(Image region annotations)
※
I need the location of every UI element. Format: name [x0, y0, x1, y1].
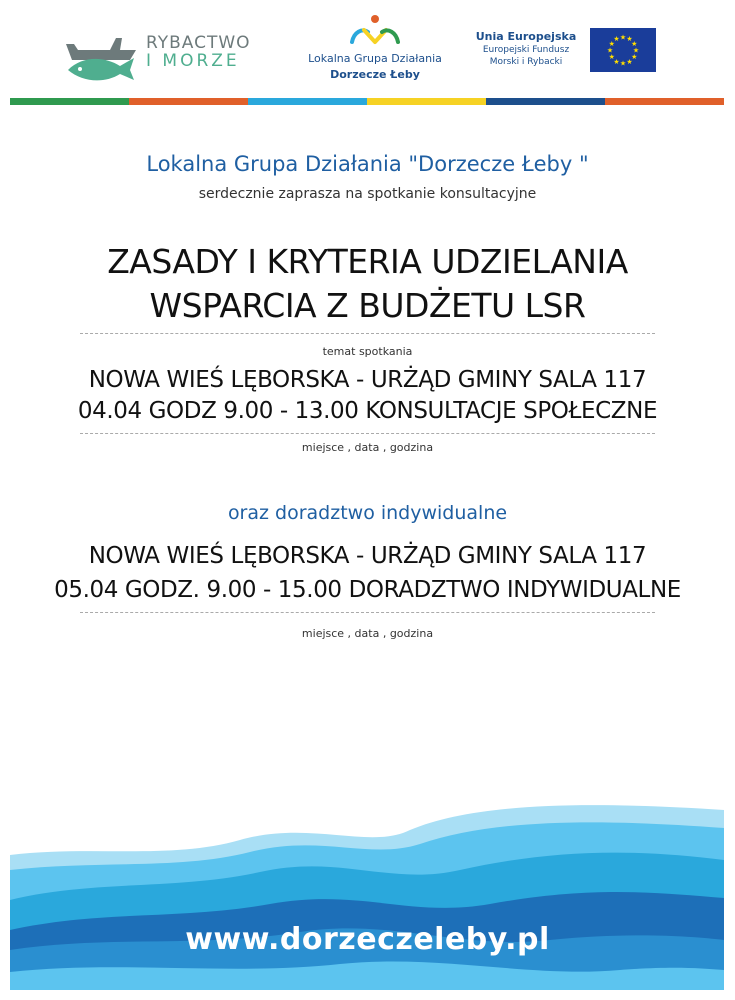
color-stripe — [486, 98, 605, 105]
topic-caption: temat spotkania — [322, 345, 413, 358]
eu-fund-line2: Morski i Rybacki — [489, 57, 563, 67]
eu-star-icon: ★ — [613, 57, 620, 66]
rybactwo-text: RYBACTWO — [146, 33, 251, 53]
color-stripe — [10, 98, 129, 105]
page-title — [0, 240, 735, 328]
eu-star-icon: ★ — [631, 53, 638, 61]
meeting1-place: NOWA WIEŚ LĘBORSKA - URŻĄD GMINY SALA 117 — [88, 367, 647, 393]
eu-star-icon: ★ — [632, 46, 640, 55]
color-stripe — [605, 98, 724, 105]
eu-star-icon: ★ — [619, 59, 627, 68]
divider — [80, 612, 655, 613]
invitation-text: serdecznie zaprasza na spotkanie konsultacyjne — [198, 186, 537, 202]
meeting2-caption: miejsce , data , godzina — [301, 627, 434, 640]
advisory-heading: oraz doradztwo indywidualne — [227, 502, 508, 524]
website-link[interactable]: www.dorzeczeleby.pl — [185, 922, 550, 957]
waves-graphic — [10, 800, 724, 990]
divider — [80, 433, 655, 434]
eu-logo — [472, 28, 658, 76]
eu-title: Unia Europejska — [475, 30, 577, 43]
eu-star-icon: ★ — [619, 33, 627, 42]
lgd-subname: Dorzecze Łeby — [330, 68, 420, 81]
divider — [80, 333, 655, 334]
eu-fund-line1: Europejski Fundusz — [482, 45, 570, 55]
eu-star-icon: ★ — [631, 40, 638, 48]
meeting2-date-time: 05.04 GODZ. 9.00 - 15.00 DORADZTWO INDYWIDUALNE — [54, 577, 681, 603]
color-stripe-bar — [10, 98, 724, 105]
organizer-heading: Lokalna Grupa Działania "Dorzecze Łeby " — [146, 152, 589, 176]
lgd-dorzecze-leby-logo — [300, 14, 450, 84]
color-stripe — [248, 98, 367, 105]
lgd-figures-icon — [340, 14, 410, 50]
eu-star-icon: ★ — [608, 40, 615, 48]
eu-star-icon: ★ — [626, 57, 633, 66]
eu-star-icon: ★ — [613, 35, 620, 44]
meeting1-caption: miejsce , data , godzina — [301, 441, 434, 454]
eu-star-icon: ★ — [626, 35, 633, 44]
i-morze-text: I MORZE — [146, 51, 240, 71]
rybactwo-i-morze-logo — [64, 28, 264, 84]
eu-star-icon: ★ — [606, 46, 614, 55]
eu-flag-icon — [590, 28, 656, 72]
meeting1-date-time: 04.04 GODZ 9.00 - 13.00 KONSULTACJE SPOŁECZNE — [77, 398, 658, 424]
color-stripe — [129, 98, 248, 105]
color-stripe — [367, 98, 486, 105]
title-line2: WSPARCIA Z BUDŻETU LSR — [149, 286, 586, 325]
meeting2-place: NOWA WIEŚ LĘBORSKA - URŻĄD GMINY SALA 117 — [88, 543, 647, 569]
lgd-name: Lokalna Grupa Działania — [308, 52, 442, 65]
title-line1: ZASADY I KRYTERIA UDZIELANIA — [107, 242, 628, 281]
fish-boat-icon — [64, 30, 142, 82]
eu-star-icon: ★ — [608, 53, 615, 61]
※
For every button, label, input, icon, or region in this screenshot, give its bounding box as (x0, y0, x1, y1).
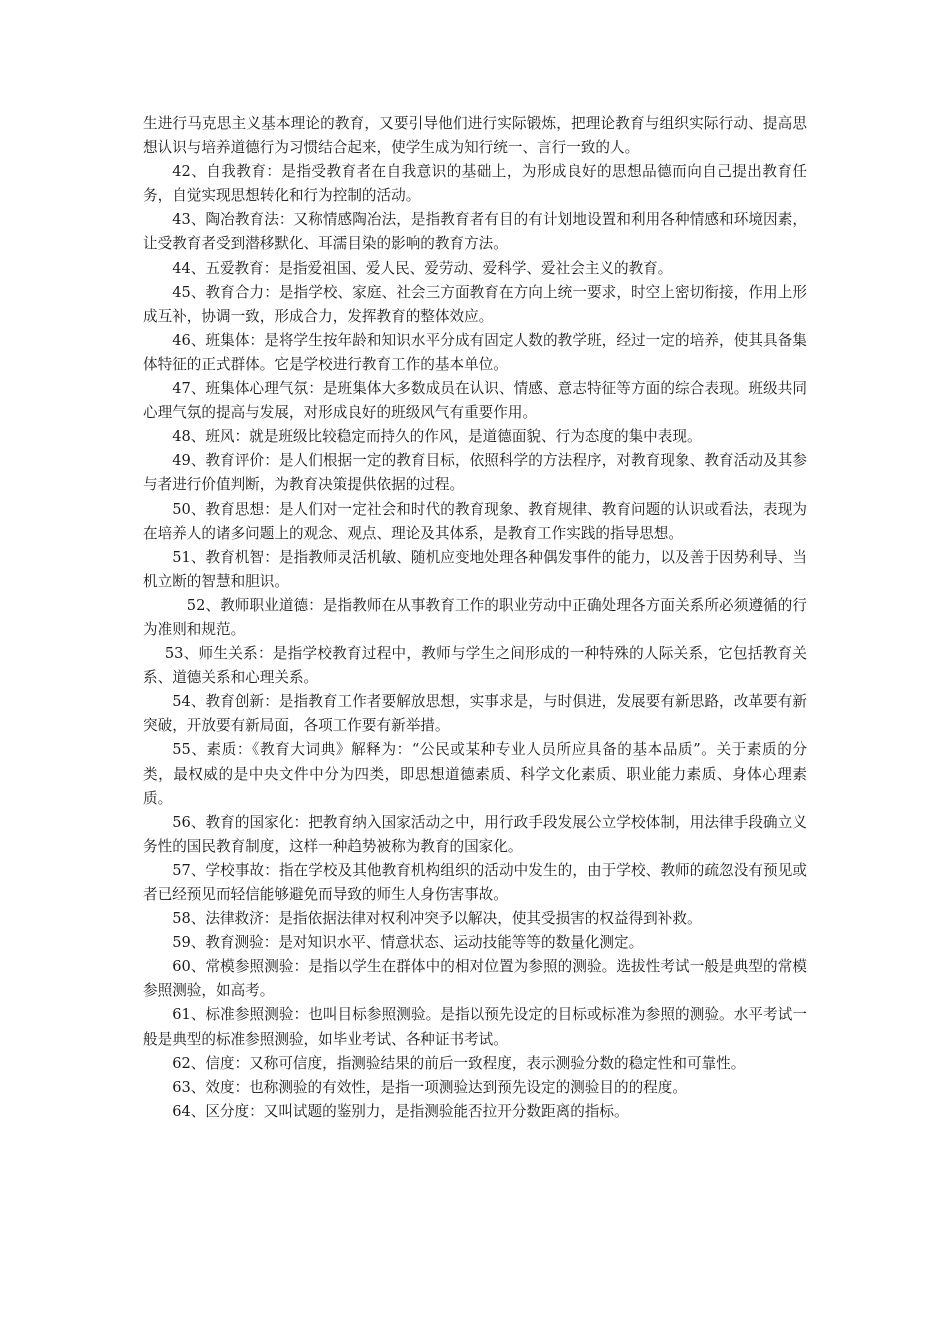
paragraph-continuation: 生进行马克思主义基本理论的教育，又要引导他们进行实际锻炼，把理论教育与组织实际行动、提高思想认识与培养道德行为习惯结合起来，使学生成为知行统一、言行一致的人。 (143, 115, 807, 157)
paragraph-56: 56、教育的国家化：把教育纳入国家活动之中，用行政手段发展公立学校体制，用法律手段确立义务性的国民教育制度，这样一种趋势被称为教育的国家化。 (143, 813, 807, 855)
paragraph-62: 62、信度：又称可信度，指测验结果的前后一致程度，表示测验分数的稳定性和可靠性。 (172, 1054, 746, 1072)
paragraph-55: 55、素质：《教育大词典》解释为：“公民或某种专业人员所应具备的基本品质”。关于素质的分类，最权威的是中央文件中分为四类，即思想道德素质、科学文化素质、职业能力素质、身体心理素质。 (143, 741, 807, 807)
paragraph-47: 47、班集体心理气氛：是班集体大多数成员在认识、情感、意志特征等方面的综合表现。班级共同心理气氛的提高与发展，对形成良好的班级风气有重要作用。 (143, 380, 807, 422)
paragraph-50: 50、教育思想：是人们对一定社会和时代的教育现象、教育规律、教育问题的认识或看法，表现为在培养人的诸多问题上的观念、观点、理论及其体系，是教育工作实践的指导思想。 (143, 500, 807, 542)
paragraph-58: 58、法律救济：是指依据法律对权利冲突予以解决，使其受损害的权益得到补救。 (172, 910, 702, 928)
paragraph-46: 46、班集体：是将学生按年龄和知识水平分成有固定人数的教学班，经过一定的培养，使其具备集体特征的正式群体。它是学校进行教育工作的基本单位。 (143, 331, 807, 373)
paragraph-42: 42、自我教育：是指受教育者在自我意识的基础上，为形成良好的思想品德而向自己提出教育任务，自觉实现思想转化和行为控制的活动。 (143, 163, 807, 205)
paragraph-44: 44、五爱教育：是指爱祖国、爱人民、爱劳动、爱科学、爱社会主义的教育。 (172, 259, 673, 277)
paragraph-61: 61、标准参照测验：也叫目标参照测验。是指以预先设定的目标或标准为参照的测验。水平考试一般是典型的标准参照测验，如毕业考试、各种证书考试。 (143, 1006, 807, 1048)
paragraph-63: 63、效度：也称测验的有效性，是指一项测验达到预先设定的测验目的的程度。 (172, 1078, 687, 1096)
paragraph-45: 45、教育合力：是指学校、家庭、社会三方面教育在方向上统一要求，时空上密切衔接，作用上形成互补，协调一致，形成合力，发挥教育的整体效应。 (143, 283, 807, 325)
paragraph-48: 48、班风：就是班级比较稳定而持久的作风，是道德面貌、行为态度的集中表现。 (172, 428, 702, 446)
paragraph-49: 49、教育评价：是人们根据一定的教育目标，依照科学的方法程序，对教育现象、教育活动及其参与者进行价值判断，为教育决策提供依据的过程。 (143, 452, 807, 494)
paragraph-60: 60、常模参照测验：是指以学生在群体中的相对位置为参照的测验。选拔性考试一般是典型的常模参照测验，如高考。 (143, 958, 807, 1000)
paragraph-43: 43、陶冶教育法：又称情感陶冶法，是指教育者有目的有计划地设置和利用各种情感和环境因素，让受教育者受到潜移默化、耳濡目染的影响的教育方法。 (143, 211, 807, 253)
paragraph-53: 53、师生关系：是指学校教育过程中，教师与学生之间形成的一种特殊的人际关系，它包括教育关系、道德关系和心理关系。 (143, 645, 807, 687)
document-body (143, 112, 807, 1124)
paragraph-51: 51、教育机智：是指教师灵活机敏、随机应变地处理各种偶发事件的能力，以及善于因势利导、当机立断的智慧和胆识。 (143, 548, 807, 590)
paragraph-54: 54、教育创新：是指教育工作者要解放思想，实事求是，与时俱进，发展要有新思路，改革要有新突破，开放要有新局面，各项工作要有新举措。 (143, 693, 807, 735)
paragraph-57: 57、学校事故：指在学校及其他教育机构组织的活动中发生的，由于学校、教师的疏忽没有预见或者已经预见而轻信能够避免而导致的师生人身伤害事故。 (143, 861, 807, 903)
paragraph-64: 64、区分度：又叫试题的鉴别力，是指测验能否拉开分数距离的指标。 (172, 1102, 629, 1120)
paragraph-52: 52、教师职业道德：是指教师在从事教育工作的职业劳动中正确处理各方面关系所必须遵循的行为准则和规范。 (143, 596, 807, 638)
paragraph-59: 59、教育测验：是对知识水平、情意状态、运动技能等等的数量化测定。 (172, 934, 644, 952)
※
Task prompt:
List each line in the items above that contains the word "every".

Task result:
I need the location of every UI element. Format: name [x0, y0, x1, y1].
For every button, label, input, icon, or region in this screenshot, give its bounding box as (x0, y0, x1, y1).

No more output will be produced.